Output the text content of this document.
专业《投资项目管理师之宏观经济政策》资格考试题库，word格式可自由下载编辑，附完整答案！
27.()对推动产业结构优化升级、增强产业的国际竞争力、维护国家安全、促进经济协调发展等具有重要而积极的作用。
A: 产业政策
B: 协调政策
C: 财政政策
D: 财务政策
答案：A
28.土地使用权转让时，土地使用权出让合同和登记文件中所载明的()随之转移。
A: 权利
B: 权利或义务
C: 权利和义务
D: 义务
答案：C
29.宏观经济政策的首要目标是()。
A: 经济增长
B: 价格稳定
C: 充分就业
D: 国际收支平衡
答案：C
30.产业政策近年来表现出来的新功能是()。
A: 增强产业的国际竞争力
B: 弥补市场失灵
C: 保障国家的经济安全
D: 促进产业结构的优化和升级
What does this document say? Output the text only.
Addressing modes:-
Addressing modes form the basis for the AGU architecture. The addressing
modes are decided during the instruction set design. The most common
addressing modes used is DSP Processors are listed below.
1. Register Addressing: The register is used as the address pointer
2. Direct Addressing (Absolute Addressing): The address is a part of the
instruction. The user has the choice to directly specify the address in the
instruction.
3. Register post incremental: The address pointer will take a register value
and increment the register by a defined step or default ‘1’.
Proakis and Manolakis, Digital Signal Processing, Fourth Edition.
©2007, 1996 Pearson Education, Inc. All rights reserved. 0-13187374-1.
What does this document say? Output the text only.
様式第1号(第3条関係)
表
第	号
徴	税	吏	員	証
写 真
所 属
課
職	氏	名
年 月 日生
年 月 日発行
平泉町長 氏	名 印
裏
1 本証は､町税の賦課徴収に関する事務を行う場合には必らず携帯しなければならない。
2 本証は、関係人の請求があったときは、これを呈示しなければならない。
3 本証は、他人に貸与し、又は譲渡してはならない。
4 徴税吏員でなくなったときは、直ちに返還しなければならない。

-=-=-=-=-

▶ **Task directions**
Print the complete listing again, exactly as it stands.

▶ **Solution**
Output the text content of this document.
专业《投资项目管理师之宏观经济政策》资格考试题库，word格式可自由下载编辑，附完整答案！
27.()对推动产业结构优化升级、增强产业的国际竞争力、维护国家安全、促进经济协调发展等具有重要而积极的作用。
A: 产业政策
B: 协调政策
C: 财政政策
D: 财务政策
答案：A
28.土地使用权转让时，土地使用权出让合同和登记文件中所载明的()随之转移。
A: 权利
B: 权利或义务
C: 权利和义务
D: 义务
答案：C
29.宏观经济政策的首要目标是()。
A: 经济增长
B: 价格稳定
C: 充分就业
D: 国际收支平衡
答案：C
30.产业政策近年来表现出来的新功能是()。
A: 增强产业的国际竞争力
B: 弥补市场失灵
C: 保障国家的经济安全
D: 促进产业结构的优化和升级
What does this document say? Output the text only.
Addressing modes:-
Addressing modes form the basis for the AGU architecture. The addressing
modes are decided during the instruction set design. The most common
addressing modes used is DSP Processors are listed below.
1. Register Addressing: The register is used as the address pointer
2. Direct Addressing (Absolute Addressing): The address is a part of the
instruction. The user has the choice to directly specify the address in the
instruction.
3. Register post incremental: The address pointer will take a register value
and increment the register by a defined step or default ‘1’.
Proakis and Manolakis, Digital Signal Processing, Fourth Edition.
©2007, 1996 Pearson Education, Inc. All rights reserved. 0-13187374-1.
What does this document say? Output the text only.
様式第1号(第3条関係)
表
第	号
徴	税	吏	員	証
写 真
所 属
課
職	氏	名
年 月 日生
年 月 日発行
平泉町長 氏	名 印
裏
1 本証は､町税の賦課徴収に関する事務を行う場合には必らず携帯しなければならない。
2 本証は、関係人の請求があったときは、これを呈示しなければならない。
3 本証は、他人に貸与し、又は譲渡してはならない。
4 徴税吏員でなくなったときは、直ちに返還しなければならない。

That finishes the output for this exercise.